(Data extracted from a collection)
• • •

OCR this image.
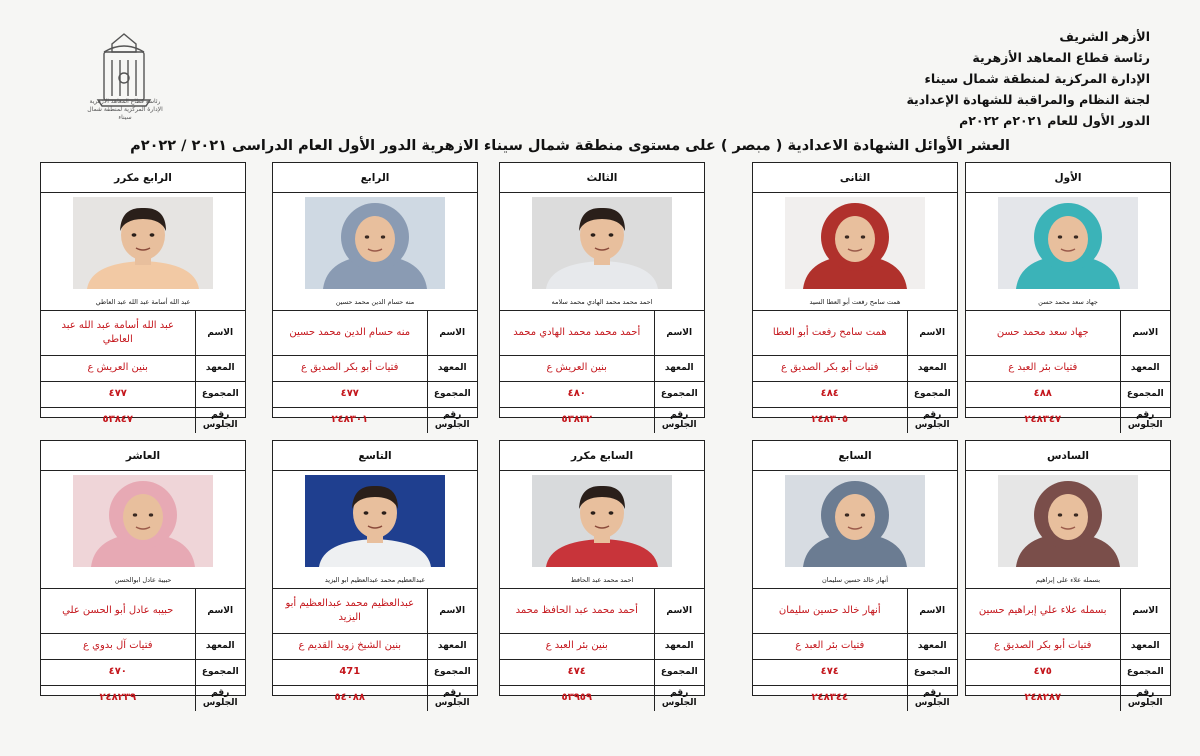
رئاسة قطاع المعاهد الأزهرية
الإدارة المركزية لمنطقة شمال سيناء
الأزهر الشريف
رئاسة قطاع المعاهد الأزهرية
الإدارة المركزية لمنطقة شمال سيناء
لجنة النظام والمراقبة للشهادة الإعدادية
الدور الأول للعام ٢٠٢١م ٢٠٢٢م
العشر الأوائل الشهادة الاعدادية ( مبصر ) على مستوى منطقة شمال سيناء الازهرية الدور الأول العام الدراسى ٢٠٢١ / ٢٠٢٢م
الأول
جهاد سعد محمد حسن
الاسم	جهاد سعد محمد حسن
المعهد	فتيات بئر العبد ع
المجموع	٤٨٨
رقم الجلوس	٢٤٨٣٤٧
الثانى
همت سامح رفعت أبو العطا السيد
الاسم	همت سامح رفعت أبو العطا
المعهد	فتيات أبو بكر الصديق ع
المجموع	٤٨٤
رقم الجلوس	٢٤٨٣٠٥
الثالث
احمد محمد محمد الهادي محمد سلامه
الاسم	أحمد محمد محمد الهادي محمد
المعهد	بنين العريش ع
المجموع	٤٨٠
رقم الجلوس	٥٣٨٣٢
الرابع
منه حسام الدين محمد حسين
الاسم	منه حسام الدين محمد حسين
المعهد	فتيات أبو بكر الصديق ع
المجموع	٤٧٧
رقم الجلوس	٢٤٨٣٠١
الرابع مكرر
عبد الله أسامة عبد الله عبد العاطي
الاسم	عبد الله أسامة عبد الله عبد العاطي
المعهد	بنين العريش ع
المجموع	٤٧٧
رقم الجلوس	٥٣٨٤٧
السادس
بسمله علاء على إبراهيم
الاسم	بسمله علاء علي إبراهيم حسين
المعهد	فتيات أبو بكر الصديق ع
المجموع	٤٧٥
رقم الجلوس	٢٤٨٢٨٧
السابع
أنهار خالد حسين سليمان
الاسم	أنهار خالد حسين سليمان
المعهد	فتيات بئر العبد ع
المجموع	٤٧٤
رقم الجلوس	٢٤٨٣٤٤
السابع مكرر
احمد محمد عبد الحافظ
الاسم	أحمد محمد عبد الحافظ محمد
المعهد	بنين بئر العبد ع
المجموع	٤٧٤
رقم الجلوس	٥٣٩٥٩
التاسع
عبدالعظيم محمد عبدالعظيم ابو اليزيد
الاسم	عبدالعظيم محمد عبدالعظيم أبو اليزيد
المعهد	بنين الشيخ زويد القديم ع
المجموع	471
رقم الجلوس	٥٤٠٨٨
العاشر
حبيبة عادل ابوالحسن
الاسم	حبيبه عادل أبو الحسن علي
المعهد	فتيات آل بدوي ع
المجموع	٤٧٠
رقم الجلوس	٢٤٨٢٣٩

• • •

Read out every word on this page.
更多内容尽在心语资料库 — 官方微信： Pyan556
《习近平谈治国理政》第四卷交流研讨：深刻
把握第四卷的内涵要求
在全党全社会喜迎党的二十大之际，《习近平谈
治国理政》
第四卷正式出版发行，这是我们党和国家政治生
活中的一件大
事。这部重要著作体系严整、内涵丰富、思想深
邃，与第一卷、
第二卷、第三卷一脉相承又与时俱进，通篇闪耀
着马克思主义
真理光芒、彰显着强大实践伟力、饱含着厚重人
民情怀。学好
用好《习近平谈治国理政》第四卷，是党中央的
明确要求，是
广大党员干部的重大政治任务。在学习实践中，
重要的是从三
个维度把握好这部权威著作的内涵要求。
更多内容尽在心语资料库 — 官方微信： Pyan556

• • •

EXERCISE DIRECTIONS.
How many of the lines above include the word "أسامة"? Respond with the number alone.

WRITTEN RESPONSE.
2